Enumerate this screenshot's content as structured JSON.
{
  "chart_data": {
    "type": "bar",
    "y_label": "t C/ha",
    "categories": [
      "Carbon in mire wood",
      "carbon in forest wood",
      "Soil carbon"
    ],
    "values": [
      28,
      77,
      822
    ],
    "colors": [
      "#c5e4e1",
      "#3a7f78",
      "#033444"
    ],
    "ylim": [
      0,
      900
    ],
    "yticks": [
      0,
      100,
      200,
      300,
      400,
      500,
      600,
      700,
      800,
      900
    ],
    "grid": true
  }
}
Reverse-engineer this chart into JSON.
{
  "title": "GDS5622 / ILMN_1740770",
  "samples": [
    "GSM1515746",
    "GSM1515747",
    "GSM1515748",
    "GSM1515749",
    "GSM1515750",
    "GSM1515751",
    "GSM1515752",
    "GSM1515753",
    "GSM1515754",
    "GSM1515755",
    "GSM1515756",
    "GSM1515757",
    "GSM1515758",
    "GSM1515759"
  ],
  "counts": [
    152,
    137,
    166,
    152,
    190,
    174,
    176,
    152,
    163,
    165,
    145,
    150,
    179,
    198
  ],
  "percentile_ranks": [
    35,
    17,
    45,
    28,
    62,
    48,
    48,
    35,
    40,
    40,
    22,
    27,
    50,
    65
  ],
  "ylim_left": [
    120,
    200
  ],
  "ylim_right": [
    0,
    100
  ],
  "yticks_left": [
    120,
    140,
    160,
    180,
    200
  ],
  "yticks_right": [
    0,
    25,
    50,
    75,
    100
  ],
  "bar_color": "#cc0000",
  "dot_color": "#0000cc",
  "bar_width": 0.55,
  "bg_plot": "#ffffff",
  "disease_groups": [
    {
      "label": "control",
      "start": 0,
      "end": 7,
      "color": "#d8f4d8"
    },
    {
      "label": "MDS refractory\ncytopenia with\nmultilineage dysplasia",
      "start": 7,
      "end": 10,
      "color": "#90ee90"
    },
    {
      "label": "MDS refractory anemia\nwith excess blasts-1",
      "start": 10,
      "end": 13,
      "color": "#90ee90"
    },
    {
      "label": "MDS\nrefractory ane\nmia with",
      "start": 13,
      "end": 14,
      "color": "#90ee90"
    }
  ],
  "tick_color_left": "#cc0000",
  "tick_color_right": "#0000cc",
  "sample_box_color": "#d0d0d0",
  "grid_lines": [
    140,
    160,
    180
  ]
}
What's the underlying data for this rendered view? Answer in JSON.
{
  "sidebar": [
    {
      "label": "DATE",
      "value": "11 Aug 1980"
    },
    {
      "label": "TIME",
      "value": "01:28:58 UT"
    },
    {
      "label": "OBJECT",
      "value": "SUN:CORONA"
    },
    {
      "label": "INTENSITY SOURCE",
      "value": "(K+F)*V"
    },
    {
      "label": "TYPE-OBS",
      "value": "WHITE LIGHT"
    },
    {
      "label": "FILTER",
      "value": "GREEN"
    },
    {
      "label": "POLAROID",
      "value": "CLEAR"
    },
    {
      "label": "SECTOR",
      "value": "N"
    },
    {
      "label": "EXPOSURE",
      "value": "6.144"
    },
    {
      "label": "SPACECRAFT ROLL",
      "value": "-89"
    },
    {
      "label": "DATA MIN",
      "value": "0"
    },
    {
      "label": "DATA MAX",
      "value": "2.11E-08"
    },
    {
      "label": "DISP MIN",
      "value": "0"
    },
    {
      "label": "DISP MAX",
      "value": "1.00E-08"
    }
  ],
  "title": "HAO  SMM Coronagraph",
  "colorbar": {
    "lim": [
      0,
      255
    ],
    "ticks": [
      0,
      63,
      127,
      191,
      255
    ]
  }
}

Goal of the exercise:
Your answer should consist only of the lines from the one with "What's the underlying" through the end of the data above, reproduced exactly.

Solution to the problem:
What's the underlying data for this rendered view? Answer in JSON.
{
  "sidebar": [
    {
      "label": "DATE",
      "value": "11 Aug 1980"
    },
    {
      "label": "TIME",
      "value": "01:28:58 UT"
    },
    {
      "label": "OBJECT",
      "value": "SUN:CORONA"
    },
    {
      "label": "INTENSITY SOURCE",
      "value": "(K+F)*V"
    },
    {
      "label": "TYPE-OBS",
      "value": "WHITE LIGHT"
    },
    {
      "label": "FILTER",
      "value": "GREEN"
    },
    {
      "label": "POLAROID",
      "value": "CLEAR"
    },
    {
      "label": "SECTOR",
      "value": "N"
    },
    {
      "label": "EXPOSURE",
      "value": "6.144"
    },
    {
      "label": "SPACECRAFT ROLL",
      "value": "-89"
    },
    {
      "label": "DATA MIN",
      "value": "0"
    },
    {
      "label": "DATA MAX",
      "value": "2.11E-08"
    },
    {
      "label": "DISP MIN",
      "value": "0"
    },
    {
      "label": "DISP MAX",
      "value": "1.00E-08"
    }
  ],
  "title": "HAO  SMM Coronagraph",
  "colorbar": {
    "lim": [
      0,
      255
    ],
    "ticks": [
      0,
      63,
      127,
      191,
      255
    ]
  }
}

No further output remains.